#### RECORDS FOR THE EXERCISE:
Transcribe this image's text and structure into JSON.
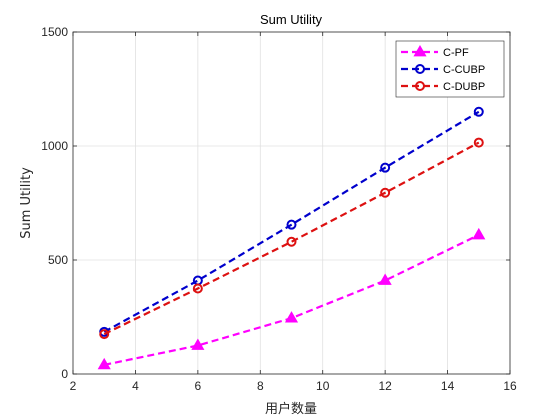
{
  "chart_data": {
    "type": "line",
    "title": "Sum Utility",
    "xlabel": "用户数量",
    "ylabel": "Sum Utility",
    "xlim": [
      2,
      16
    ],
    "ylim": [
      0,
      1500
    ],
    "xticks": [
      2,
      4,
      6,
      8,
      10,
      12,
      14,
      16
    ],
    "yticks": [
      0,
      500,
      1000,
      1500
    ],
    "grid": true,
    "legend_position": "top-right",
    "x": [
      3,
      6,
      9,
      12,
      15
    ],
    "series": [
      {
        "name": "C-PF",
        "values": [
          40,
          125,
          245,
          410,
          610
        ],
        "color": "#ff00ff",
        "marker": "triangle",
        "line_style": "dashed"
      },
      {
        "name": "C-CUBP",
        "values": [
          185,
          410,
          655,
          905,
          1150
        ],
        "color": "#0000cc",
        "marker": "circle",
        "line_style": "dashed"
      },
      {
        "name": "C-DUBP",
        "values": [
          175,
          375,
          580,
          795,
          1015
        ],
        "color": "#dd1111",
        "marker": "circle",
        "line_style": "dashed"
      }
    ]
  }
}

#### OBJECTIVE:
Write the material out again exactly as it appears, dropping the pictures.

#### CORRECT ANSWER:
Transcribe this image's text and structure into JSON.
{
  "chart_data": {
    "type": "line",
    "title": "Sum Utility",
    "xlabel": "用户数量",
    "ylabel": "Sum Utility",
    "xlim": [
      2,
      16
    ],
    "ylim": [
      0,
      1500
    ],
    "xticks": [
      2,
      4,
      6,
      8,
      10,
      12,
      14,
      16
    ],
    "yticks": [
      0,
      500,
      1000,
      1500
    ],
    "grid": true,
    "legend_position": "top-right",
    "x": [
      3,
      6,
      9,
      12,
      15
    ],
    "series": [
      {
        "name": "C-PF",
        "values": [
          40,
          125,
          245,
          410,
          610
        ],
        "color": "#ff00ff",
        "marker": "triangle",
        "line_style": "dashed"
      },
      {
        "name": "C-CUBP",
        "values": [
          185,
          410,
          655,
          905,
          1150
        ],
        "color": "#0000cc",
        "marker": "circle",
        "line_style": "dashed"
      },
      {
        "name": "C-DUBP",
        "values": [
          175,
          375,
          580,
          795,
          1015
        ],
        "color": "#dd1111",
        "marker": "circle",
        "line_style": "dashed"
      }
    ]
  }
}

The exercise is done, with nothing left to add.